* **Your instructions**: Within the records that follow, find every line containing the string "Federic". Copy those lines.

* **Stored records**:

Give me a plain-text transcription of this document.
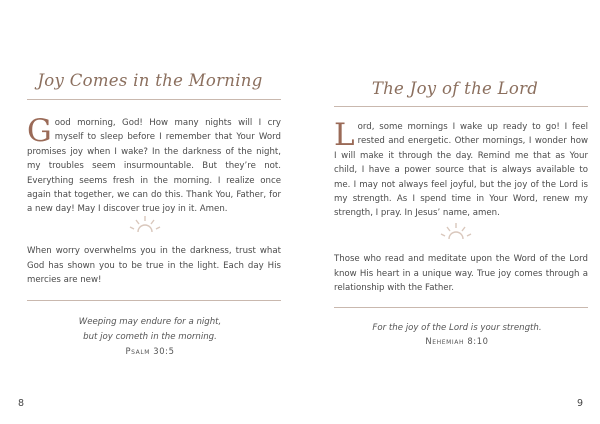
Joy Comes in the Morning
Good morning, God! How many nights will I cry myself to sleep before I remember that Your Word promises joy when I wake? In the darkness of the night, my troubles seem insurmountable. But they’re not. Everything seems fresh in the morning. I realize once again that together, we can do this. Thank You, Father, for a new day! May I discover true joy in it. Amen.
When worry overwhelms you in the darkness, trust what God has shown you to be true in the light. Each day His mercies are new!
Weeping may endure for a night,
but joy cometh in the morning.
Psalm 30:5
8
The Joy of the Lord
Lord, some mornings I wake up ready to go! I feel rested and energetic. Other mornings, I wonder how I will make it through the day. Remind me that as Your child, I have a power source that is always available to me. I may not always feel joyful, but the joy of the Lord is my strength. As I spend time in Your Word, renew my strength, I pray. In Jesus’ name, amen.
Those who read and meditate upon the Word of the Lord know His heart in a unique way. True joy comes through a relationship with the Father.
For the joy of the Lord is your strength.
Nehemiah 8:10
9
==
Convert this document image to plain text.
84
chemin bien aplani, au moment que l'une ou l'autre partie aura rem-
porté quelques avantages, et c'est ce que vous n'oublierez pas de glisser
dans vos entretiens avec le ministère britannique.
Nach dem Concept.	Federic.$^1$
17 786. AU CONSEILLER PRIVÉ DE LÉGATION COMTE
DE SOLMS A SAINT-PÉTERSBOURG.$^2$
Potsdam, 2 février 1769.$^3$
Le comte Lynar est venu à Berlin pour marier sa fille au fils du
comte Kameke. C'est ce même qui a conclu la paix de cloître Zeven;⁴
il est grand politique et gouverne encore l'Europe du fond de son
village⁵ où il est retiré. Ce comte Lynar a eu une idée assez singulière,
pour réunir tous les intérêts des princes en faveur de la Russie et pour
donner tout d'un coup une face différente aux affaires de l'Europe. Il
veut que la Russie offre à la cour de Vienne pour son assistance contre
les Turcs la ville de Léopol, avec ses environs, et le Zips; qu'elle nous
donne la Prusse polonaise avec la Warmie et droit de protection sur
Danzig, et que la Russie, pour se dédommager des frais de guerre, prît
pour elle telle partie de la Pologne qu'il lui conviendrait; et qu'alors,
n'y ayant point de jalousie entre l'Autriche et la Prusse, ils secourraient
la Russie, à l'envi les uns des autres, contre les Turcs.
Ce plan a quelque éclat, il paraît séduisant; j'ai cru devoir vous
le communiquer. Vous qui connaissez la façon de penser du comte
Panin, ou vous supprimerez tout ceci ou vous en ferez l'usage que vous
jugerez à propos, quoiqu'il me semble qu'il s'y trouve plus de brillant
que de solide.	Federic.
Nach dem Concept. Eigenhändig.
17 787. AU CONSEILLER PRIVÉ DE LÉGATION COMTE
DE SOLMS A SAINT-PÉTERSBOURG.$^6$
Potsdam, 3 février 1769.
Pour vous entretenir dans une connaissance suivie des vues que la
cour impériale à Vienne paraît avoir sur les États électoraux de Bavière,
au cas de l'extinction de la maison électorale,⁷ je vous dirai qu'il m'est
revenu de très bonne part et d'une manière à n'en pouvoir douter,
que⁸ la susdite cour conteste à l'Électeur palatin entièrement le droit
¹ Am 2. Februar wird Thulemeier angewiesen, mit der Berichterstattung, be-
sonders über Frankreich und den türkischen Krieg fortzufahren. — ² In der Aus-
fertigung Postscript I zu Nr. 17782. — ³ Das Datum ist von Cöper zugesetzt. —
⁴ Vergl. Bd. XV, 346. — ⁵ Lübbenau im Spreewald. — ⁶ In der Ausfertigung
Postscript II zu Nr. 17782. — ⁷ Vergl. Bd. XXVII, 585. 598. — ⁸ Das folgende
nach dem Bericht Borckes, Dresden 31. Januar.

* **Exercise result**:
Nach dem Concept.	Federic.$^1$
que de solide.	Federic.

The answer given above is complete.